REQUEST: Extract, from the listing that follows, each line containing the word "ВСЕЛЕННОЙ".

DATA FOR THE TASK:
· · · · · · ·
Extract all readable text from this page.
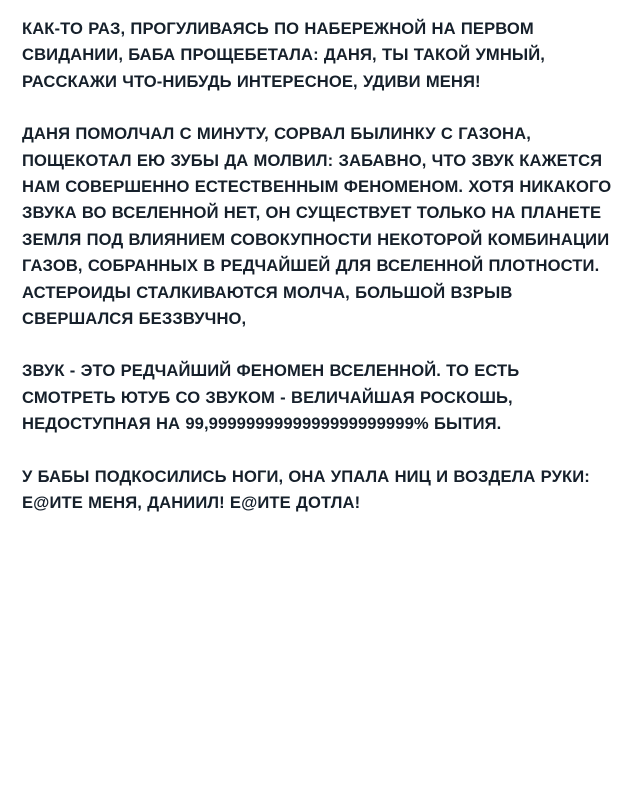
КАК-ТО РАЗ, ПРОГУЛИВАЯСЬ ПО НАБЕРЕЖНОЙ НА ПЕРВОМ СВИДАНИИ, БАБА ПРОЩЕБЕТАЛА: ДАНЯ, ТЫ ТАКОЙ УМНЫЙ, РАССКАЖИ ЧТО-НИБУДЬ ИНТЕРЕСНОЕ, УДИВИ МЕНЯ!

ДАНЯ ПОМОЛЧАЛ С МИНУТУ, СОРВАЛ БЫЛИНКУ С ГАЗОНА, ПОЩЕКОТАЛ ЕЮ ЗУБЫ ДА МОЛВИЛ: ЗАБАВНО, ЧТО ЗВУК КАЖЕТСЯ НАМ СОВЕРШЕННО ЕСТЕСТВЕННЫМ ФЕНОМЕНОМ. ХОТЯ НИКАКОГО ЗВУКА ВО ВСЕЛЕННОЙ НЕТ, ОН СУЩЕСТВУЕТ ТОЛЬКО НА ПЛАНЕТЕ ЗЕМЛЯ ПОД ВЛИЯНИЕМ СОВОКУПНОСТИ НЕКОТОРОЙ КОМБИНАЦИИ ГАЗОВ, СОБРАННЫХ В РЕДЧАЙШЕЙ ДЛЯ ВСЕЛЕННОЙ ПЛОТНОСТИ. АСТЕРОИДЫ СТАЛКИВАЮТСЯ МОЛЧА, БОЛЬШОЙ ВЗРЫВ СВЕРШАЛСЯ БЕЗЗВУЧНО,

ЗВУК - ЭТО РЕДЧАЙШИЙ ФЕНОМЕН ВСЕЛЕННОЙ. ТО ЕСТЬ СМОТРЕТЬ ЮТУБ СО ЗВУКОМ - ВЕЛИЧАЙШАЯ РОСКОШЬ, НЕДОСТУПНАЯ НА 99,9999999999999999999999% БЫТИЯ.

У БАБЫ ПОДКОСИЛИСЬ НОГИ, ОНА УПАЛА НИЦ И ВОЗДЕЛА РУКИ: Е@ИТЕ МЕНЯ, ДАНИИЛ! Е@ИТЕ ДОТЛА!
· · · · · · ·
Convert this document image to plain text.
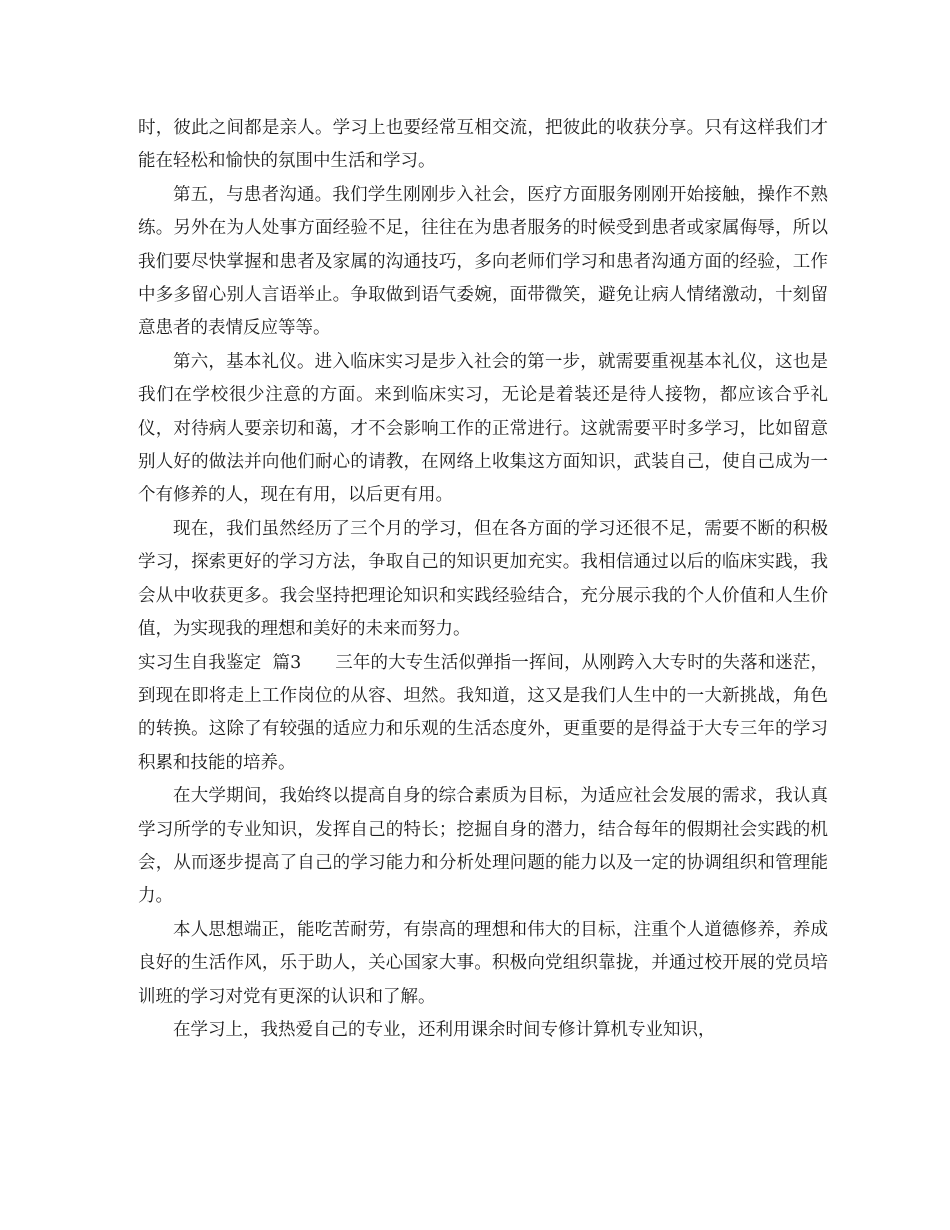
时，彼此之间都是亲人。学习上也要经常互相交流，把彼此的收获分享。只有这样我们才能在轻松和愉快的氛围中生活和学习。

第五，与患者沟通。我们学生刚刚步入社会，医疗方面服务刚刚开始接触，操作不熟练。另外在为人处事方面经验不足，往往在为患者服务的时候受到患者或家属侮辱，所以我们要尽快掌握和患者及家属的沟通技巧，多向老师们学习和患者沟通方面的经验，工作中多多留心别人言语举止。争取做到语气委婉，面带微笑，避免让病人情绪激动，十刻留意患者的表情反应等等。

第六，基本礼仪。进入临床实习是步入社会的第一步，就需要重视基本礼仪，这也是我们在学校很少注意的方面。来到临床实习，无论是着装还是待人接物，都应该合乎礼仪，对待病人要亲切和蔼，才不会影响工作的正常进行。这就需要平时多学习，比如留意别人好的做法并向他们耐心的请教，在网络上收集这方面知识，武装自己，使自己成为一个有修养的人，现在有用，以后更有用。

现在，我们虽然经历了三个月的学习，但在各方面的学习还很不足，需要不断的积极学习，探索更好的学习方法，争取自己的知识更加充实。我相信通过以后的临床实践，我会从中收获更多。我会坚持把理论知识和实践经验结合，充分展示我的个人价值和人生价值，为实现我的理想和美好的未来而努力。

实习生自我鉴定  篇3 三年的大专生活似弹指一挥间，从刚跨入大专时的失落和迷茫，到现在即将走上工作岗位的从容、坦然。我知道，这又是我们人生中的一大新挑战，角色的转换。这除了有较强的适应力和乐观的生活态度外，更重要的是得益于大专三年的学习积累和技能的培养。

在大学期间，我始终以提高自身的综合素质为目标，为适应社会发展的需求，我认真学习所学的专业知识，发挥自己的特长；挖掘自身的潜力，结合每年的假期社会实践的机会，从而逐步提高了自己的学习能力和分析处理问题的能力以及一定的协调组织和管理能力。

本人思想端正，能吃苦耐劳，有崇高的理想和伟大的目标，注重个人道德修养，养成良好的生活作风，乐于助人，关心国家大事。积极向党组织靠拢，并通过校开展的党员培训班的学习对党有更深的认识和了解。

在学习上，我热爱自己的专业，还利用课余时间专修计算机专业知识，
· · · · · · ·
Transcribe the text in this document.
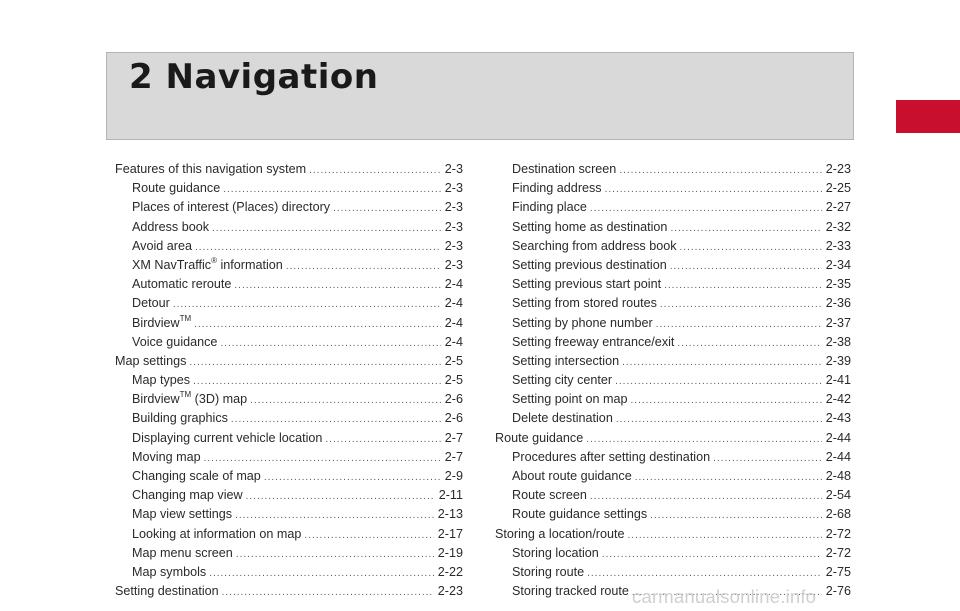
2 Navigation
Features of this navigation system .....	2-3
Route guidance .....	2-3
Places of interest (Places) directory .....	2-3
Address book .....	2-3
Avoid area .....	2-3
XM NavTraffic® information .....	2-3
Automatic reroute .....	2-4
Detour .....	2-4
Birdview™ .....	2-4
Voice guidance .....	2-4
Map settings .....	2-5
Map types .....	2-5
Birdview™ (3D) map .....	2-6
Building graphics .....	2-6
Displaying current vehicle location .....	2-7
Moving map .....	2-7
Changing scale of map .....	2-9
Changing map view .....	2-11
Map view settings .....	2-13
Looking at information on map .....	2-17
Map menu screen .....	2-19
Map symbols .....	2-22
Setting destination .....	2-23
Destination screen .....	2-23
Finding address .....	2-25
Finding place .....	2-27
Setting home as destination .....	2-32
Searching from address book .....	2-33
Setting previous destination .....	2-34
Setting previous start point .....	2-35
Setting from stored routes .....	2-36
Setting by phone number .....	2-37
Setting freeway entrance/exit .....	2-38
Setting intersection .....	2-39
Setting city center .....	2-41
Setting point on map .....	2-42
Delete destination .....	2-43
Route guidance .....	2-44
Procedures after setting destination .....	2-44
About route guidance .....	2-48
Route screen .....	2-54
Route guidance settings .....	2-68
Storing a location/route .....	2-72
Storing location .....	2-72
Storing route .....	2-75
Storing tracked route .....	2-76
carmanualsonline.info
· · · · · · ·
ANSWER FOR THE TASK:
ДАНЯ ПОМОЛЧАЛ С МИНУТУ, СОРВАЛ БЫЛИНКУ С ГАЗОНА, ПОЩЕКОТАЛ ЕЮ ЗУБЫ ДА МОЛВИЛ: ЗАБАВНО, ЧТО ЗВУК КАЖЕТСЯ НАМ СОВЕРШЕННО ЕСТЕСТВЕННЫМ ФЕНОМЕНОМ. ХОТЯ НИКАКОГО ЗВУКА ВО ВСЕЛЕННОЙ НЕТ, ОН СУЩЕСТВУЕТ ТОЛЬКО НА ПЛАНЕТЕ ЗЕМЛЯ ПОД ВЛИЯНИЕМ СОВОКУПНОСТИ НЕКОТОРОЙ КОМБИНАЦИИ ГАЗОВ, СОБРАННЫХ В РЕДЧАЙШЕЙ ДЛЯ ВСЕЛЕННОЙ ПЛОТНОСТИ. АСТЕРОИДЫ СТАЛКИВАЮТСЯ МОЛЧА, БОЛЬШОЙ ВЗРЫВ СВЕРШАЛСЯ БЕЗЗВУЧНО,
ЗВУК - ЭТО РЕДЧАЙШИЙ ФЕНОМЕН ВСЕЛЕННОЙ. ТО ЕСТЬ СМОТРЕТЬ ЮТУБ СО ЗВУКОМ - ВЕЛИЧАЙШАЯ РОСКОШЬ, НЕДОСТУПНАЯ НА 99,9999999999999999999999% БЫТИЯ.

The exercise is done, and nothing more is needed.